Exercise brief: Find the lines with the string "home" and return them.

****************************************

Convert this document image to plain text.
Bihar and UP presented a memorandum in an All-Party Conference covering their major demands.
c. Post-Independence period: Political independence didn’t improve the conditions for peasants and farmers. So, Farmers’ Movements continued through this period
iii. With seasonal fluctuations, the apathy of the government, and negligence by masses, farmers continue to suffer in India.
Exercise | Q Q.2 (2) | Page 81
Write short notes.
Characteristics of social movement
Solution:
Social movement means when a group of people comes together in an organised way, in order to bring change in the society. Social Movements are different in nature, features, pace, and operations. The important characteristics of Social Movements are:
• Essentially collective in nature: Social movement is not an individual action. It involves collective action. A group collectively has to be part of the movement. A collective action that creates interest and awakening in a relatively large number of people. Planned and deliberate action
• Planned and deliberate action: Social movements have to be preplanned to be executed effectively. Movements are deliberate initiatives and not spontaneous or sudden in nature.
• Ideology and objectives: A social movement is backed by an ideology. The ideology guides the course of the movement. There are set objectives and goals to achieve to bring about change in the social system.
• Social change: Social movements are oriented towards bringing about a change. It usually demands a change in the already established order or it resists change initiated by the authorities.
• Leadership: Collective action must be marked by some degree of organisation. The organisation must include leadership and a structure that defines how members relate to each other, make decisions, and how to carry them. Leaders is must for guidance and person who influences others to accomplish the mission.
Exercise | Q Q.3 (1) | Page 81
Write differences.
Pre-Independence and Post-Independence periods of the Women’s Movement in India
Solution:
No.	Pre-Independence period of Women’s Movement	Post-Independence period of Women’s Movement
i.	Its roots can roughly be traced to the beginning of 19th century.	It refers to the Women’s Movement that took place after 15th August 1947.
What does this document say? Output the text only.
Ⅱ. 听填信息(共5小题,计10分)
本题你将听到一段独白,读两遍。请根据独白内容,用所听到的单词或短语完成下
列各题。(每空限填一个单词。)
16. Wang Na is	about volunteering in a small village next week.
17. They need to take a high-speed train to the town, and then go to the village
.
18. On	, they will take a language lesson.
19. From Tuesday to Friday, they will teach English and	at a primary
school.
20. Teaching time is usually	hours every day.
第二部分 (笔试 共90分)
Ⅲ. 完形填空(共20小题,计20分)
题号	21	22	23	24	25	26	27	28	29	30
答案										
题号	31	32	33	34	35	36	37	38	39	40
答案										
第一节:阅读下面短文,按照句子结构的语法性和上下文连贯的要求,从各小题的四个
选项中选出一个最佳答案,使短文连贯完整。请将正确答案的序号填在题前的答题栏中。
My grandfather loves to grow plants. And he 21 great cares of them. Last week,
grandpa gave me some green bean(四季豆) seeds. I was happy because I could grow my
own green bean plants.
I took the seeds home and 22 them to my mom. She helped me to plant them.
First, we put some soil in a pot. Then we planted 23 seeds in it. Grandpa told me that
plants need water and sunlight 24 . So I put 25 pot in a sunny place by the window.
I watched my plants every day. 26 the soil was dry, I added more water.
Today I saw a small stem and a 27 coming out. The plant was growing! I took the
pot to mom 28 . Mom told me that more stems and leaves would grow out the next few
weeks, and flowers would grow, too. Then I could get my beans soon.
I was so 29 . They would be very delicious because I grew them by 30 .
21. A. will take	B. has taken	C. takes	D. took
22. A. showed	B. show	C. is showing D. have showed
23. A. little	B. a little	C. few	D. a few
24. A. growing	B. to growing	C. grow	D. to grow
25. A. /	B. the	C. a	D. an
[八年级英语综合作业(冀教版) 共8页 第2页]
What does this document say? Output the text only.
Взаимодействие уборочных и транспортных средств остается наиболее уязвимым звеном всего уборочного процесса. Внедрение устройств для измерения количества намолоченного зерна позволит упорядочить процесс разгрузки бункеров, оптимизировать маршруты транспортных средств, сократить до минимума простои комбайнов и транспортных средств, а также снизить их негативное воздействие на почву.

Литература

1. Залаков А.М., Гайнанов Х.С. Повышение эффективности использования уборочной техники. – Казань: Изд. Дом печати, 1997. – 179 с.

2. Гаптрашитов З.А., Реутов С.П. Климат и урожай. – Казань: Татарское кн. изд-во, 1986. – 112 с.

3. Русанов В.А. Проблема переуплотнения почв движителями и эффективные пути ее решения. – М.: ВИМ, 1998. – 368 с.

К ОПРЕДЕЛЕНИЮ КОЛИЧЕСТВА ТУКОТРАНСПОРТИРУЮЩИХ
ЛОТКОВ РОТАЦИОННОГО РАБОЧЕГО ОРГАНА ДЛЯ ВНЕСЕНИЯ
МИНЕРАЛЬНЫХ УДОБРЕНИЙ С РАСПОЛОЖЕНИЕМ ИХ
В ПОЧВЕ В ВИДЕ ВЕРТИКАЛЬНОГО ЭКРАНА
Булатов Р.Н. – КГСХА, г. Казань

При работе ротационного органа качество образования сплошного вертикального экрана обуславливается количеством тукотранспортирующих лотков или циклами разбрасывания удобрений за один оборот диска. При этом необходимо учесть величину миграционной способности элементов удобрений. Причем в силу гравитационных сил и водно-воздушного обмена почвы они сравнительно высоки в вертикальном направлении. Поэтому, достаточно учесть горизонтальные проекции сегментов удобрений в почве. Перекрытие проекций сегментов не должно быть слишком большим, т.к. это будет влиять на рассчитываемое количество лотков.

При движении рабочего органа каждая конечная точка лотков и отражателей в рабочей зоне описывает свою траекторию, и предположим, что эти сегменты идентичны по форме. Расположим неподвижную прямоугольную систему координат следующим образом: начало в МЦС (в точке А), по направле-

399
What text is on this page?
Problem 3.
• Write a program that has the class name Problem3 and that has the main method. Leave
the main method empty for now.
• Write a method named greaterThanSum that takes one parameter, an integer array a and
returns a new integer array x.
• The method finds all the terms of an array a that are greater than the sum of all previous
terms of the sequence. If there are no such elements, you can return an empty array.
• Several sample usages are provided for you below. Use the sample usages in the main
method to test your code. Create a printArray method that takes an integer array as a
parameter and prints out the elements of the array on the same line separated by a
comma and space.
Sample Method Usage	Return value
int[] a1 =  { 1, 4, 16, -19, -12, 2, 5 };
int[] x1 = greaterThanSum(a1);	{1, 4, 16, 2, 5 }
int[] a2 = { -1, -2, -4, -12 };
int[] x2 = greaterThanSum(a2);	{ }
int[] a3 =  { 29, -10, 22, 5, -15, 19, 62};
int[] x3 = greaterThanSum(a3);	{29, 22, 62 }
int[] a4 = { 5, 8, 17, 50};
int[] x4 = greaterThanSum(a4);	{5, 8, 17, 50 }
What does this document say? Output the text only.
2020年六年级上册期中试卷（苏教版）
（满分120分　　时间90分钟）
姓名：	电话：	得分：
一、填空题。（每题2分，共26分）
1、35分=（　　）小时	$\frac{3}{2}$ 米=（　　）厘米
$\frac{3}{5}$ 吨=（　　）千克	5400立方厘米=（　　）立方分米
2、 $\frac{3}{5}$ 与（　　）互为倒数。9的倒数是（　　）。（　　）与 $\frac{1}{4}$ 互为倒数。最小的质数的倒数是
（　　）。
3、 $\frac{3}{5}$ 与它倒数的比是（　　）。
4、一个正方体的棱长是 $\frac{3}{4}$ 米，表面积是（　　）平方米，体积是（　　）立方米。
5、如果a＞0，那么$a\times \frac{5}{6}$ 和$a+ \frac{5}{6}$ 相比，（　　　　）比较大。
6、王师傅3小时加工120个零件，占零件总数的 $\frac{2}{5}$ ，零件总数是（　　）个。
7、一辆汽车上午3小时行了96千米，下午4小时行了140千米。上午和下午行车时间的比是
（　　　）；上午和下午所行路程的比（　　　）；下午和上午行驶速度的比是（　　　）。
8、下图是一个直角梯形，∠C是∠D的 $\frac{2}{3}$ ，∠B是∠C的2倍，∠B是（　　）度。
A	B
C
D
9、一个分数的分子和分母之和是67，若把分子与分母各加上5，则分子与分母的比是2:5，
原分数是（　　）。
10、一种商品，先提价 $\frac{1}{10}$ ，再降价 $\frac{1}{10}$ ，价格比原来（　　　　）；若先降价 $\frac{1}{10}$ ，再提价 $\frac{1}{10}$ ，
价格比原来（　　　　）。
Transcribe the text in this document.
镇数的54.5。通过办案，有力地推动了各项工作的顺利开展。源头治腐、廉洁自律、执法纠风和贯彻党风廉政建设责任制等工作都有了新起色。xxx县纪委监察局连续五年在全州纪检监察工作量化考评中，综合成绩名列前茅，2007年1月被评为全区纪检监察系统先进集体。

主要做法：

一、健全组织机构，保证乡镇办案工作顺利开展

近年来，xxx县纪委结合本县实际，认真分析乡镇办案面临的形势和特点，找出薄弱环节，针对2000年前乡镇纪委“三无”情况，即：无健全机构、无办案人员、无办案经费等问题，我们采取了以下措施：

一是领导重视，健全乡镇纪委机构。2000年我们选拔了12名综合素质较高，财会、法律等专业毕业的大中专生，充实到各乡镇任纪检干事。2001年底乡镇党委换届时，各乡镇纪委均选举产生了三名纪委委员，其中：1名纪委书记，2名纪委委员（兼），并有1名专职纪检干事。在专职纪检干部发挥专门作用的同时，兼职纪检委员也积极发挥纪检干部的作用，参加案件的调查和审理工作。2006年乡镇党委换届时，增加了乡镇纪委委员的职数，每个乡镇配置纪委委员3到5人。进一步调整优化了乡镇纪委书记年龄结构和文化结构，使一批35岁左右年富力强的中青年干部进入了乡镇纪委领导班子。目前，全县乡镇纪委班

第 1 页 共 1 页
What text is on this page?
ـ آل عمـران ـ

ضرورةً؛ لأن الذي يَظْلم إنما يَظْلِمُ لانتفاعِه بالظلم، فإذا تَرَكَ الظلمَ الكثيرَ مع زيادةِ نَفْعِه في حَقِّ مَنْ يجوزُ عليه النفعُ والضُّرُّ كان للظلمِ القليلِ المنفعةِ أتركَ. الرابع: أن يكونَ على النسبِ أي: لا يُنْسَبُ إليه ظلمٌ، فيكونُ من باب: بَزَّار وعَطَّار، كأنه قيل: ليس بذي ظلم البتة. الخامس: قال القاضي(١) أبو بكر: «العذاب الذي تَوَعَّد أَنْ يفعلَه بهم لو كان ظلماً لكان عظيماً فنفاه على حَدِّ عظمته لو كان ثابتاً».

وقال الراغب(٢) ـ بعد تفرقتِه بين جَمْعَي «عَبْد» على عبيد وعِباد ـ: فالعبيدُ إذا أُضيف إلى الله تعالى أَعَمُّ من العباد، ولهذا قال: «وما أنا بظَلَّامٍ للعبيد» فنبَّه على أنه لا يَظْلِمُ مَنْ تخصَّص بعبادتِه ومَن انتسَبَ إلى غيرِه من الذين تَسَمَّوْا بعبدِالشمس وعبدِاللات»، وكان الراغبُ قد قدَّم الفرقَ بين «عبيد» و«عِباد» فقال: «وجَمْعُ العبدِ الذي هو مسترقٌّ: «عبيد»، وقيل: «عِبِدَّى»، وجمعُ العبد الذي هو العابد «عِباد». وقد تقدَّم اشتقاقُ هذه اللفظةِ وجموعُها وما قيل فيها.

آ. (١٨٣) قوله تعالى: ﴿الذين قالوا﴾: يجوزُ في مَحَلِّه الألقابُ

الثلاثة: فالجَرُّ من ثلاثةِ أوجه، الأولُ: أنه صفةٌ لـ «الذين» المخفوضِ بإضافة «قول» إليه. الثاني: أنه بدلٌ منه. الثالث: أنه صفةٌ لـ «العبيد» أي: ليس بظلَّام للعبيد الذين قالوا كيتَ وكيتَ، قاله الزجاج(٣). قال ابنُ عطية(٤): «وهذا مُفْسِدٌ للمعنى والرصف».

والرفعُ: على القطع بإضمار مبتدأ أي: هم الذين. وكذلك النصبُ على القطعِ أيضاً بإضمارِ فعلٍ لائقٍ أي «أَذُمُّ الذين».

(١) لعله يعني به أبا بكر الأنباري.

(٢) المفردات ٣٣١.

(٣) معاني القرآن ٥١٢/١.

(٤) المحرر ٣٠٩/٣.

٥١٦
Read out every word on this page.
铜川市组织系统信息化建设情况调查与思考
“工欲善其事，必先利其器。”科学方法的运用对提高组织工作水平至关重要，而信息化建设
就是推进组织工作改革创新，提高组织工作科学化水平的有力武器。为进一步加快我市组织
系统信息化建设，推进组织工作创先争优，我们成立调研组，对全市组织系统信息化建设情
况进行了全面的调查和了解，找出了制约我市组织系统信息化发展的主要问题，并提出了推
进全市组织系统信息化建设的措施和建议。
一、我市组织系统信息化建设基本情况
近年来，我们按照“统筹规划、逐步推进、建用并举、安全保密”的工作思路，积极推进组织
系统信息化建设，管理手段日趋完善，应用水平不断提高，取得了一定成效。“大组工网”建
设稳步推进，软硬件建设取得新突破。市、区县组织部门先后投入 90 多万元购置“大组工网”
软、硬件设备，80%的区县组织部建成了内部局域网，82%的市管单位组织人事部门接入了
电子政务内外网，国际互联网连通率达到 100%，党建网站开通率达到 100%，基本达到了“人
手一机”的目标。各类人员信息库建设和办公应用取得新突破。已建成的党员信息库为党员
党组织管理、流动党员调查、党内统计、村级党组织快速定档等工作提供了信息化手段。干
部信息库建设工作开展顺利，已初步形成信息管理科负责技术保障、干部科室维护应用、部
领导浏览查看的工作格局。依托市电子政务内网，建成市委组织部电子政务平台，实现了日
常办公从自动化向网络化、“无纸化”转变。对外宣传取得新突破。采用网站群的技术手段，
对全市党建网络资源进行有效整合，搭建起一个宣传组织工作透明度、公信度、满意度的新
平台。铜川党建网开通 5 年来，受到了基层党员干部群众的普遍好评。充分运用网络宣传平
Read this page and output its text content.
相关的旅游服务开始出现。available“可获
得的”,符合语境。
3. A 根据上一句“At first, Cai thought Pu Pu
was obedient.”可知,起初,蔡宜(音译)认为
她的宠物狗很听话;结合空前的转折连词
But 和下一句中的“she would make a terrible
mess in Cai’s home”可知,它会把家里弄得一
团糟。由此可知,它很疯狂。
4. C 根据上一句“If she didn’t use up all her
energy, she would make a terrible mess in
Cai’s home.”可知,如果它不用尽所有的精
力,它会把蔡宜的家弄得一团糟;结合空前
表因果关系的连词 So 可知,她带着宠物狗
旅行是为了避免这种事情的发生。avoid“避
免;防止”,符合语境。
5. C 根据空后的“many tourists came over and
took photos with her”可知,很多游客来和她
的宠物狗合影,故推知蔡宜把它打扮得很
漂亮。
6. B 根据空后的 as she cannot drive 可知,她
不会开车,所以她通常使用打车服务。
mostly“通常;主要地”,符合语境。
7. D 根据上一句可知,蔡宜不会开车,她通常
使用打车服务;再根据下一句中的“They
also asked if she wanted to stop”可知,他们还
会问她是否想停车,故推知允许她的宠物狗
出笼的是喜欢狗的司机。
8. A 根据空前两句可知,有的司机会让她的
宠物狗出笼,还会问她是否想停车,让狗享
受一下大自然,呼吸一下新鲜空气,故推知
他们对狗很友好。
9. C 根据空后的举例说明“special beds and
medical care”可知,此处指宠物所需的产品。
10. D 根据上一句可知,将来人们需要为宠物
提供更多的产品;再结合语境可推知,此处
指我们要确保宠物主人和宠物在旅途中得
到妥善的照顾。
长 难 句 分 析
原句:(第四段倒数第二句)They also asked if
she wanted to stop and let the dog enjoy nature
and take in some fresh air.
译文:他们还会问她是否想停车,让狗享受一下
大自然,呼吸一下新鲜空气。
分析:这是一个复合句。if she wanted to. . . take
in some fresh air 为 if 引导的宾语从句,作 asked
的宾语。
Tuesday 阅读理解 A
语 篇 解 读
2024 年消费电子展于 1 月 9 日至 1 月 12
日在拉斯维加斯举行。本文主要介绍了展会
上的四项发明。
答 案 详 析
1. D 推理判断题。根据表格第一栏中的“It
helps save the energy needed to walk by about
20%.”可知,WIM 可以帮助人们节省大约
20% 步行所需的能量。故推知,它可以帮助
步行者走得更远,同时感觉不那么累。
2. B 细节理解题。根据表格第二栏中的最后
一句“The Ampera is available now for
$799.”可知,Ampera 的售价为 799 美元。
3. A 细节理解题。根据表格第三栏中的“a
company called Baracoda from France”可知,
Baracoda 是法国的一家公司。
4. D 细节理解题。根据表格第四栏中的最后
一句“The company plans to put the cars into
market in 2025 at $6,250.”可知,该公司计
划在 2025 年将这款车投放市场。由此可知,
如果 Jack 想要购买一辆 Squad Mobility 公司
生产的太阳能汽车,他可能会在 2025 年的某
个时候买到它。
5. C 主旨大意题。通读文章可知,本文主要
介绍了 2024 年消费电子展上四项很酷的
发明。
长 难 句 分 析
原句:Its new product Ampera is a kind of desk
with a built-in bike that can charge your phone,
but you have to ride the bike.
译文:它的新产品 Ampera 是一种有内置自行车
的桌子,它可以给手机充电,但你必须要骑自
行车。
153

****************************************

Written answer:
I took the seeds home and 22 them to my mom. She helped me to plant them.
mess in Cai’s home”可知,它会把家里弄得一
Cai’s home.”可知,如果它不用尽所有的精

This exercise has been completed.